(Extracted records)
= = =

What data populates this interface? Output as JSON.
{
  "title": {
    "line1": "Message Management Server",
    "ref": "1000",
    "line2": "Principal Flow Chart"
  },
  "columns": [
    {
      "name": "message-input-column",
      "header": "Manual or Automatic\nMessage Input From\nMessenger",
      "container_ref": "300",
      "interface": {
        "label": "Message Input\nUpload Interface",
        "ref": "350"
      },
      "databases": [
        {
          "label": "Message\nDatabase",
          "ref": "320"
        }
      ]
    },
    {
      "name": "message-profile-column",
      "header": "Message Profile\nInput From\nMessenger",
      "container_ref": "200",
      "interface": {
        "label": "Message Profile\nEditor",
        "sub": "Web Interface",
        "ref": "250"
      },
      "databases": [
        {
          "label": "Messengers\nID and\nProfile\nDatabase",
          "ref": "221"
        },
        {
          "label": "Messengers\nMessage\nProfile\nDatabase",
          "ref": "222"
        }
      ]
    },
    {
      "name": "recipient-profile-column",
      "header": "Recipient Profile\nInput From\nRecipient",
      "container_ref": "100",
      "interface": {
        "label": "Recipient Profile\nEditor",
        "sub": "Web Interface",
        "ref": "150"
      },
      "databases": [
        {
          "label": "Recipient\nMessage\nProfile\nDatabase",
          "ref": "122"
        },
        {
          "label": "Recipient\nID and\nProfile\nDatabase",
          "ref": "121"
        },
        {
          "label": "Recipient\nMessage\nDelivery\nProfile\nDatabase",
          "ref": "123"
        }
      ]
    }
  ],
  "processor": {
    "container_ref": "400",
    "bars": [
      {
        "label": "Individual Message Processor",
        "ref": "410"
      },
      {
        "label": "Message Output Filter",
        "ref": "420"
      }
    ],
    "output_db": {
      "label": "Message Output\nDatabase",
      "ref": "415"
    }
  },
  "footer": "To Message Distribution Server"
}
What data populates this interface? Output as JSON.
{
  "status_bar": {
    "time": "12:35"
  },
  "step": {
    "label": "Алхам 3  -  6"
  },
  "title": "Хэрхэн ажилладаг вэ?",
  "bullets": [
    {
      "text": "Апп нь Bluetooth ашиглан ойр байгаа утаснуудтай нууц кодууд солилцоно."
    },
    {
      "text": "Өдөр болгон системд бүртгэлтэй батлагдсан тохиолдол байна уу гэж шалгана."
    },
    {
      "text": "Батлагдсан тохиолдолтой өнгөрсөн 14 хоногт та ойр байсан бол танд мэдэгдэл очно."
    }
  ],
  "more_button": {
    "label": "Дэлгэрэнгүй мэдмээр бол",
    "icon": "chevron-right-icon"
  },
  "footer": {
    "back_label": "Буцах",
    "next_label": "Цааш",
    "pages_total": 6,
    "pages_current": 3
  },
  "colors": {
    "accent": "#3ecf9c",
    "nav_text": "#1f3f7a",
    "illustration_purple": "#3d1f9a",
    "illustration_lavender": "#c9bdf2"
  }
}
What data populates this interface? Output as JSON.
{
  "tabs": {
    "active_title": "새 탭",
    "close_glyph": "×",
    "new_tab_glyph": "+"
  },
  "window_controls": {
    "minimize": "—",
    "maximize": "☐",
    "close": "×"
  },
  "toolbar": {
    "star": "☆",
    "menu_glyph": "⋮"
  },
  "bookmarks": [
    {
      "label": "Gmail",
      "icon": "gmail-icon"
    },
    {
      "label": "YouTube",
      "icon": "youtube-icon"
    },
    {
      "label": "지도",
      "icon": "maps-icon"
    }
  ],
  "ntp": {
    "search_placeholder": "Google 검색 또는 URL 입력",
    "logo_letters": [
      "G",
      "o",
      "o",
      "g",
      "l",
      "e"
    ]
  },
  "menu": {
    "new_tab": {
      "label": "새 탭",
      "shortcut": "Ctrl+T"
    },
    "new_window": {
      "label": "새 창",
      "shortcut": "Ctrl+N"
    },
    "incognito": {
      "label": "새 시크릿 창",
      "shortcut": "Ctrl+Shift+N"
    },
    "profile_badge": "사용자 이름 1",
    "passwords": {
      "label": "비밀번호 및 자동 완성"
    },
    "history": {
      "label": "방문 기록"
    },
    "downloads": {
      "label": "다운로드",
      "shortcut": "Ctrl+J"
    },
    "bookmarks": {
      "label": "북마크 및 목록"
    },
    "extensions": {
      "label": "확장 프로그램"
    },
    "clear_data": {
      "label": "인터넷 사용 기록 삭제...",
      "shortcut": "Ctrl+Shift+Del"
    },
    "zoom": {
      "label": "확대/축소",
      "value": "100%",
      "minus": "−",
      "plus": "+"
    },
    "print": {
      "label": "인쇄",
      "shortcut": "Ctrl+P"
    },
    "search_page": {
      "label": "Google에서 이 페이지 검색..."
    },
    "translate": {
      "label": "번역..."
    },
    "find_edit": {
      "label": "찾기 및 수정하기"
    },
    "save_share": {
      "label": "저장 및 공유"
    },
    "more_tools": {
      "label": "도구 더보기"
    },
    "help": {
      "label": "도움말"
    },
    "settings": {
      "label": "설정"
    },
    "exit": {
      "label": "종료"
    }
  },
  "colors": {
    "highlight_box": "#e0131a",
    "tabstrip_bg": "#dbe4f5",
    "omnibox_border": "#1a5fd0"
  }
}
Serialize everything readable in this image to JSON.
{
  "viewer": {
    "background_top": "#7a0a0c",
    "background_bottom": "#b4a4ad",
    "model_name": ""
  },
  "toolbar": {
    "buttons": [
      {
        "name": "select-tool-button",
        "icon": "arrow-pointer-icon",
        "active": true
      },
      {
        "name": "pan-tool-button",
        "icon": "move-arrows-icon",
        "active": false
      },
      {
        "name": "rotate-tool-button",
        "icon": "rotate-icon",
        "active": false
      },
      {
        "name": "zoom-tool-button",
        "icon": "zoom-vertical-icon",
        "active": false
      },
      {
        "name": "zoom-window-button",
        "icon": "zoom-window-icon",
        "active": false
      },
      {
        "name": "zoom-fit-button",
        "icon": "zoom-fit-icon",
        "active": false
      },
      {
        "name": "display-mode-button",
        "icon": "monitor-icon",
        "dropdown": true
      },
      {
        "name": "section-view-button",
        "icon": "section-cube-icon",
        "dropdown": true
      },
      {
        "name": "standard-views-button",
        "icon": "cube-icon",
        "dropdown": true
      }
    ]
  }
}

= = =

## TO DO
Repeat the data precisely, reproducing every entry.

## SOLUTION
What data populates this interface? Output as JSON.
{
  "title": {
    "line1": "Message Management Server",
    "ref": "1000",
    "line2": "Principal Flow Chart"
  },
  "columns": [
    {
      "name": "message-input-column",
      "header": "Manual or Automatic\nMessage Input From\nMessenger",
      "container_ref": "300",
      "interface": {
        "label": "Message Input\nUpload Interface",
        "ref": "350"
      },
      "databases": [
        {
          "label": "Message\nDatabase",
          "ref": "320"
        }
      ]
    },
    {
      "name": "message-profile-column",
      "header": "Message Profile\nInput From\nMessenger",
      "container_ref": "200",
      "interface": {
        "label": "Message Profile\nEditor",
        "sub": "Web Interface",
        "ref": "250"
      },
      "databases": [
        {
          "label": "Messengers\nID and\nProfile\nDatabase",
          "ref": "221"
        },
        {
          "label": "Messengers\nMessage\nProfile\nDatabase",
          "ref": "222"
        }
      ]
    },
    {
      "name": "recipient-profile-column",
      "header": "Recipient Profile\nInput From\nRecipient",
      "container_ref": "100",
      "interface": {
        "label": "Recipient Profile\nEditor",
        "sub": "Web Interface",
        "ref": "150"
      },
      "databases": [
        {
          "label": "Recipient\nMessage\nProfile\nDatabase",
          "ref": "122"
        },
        {
          "label": "Recipient\nID and\nProfile\nDatabase",
          "ref": "121"
        },
        {
          "label": "Recipient\nMessage\nDelivery\nProfile\nDatabase",
          "ref": "123"
        }
      ]
    }
  ],
  "processor": {
    "container_ref": "400",
    "bars": [
      {
        "label": "Individual Message Processor",
        "ref": "410"
      },
      {
        "label": "Message Output Filter",
        "ref": "420"
      }
    ],
    "output_db": {
      "label": "Message Output\nDatabase",
      "ref": "415"
    }
  },
  "footer": "To Message Distribution Server"
}
What data populates this interface? Output as JSON.
{
  "status_bar": {
    "time": "12:35"
  },
  "step": {
    "label": "Алхам 3  -  6"
  },
  "title": "Хэрхэн ажилладаг вэ?",
  "bullets": [
    {
      "text": "Апп нь Bluetooth ашиглан ойр байгаа утаснуудтай нууц кодууд солилцоно."
    },
    {
      "text": "Өдөр болгон системд бүртгэлтэй батлагдсан тохиолдол байна уу гэж шалгана."
    },
    {
      "text": "Батлагдсан тохиолдолтой өнгөрсөн 14 хоногт та ойр байсан бол танд мэдэгдэл очно."
    }
  ],
  "more_button": {
    "label": "Дэлгэрэнгүй мэдмээр бол",
    "icon": "chevron-right-icon"
  },
  "footer": {
    "back_label": "Буцах",
    "next_label": "Цааш",
    "pages_total": 6,
    "pages_current": 3
  },
  "colors": {
    "accent": "#3ecf9c",
    "nav_text": "#1f3f7a",
    "illustration_purple": "#3d1f9a",
    "illustration_lavender": "#c9bdf2"
  }
}
What data populates this interface? Output as JSON.
{
  "tabs": {
    "active_title": "새 탭",
    "close_glyph": "×",
    "new_tab_glyph": "+"
  },
  "window_controls": {
    "minimize": "—",
    "maximize": "☐",
    "close": "×"
  },
  "toolbar": {
    "star": "☆",
    "menu_glyph": "⋮"
  },
  "bookmarks": [
    {
      "label": "Gmail",
      "icon": "gmail-icon"
    },
    {
      "label": "YouTube",
      "icon": "youtube-icon"
    },
    {
      "label": "지도",
      "icon": "maps-icon"
    }
  ],
  "ntp": {
    "search_placeholder": "Google 검색 또는 URL 입력",
    "logo_letters": [
      "G",
      "o",
      "o",
      "g",
      "l",
      "e"
    ]
  },
  "menu": {
    "new_tab": {
      "label": "새 탭",
      "shortcut": "Ctrl+T"
    },
    "new_window": {
      "label": "새 창",
      "shortcut": "Ctrl+N"
    },
    "incognito": {
      "label": "새 시크릿 창",
      "shortcut": "Ctrl+Shift+N"
    },
    "profile_badge": "사용자 이름 1",
    "passwords": {
      "label": "비밀번호 및 자동 완성"
    },
    "history": {
      "label": "방문 기록"
    },
    "downloads": {
      "label": "다운로드",
      "shortcut": "Ctrl+J"
    },
    "bookmarks": {
      "label": "북마크 및 목록"
    },
    "extensions": {
      "label": "확장 프로그램"
    },
    "clear_data": {
      "label": "인터넷 사용 기록 삭제...",
      "shortcut": "Ctrl+Shift+Del"
    },
    "zoom": {
      "label": "확대/축소",
      "value": "100%",
      "minus": "−",
      "plus": "+"
    },
    "print": {
      "label": "인쇄",
      "shortcut": "Ctrl+P"
    },
    "search_page": {
      "label": "Google에서 이 페이지 검색..."
    },
    "translate": {
      "label": "번역..."
    },
    "find_edit": {
      "label": "찾기 및 수정하기"
    },
    "save_share": {
      "label": "저장 및 공유"
    },
    "more_tools": {
      "label": "도구 더보기"
    },
    "help": {
      "label": "도움말"
    },
    "settings": {
      "label": "설정"
    },
    "exit": {
      "label": "종료"
    }
  },
  "colors": {
    "highlight_box": "#e0131a",
    "tabstrip_bg": "#dbe4f5",
    "omnibox_border": "#1a5fd0"
  }
}
Serialize everything readable in this image to JSON.
{
  "viewer": {
    "background_top": "#7a0a0c",
    "background_bottom": "#b4a4ad",
    "model_name": ""
  },
  "toolbar": {
    "buttons": [
      {
        "name": "select-tool-button",
        "icon": "arrow-pointer-icon",
        "active": true
      },
      {
        "name": "pan-tool-button",
        "icon": "move-arrows-icon",
        "active": false
      },
      {
        "name": "rotate-tool-button",
        "icon": "rotate-icon",
        "active": false
      },
      {
        "name": "zoom-tool-button",
        "icon": "zoom-vertical-icon",
        "active": false
      },
      {
        "name": "zoom-window-button",
        "icon": "zoom-window-icon",
        "active": false
      },
      {
        "name": "zoom-fit-button",
        "icon": "zoom-fit-icon",
        "active": false
      },
      {
        "name": "display-mode-button",
        "icon": "monitor-icon",
        "dropdown": true
      },
      {
        "name": "section-view-button",
        "icon": "section-cube-icon",
        "dropdown": true
      },
      {
        "name": "standard-views-button",
        "icon": "cube-icon",
        "dropdown": true
      }
    ]
  }
}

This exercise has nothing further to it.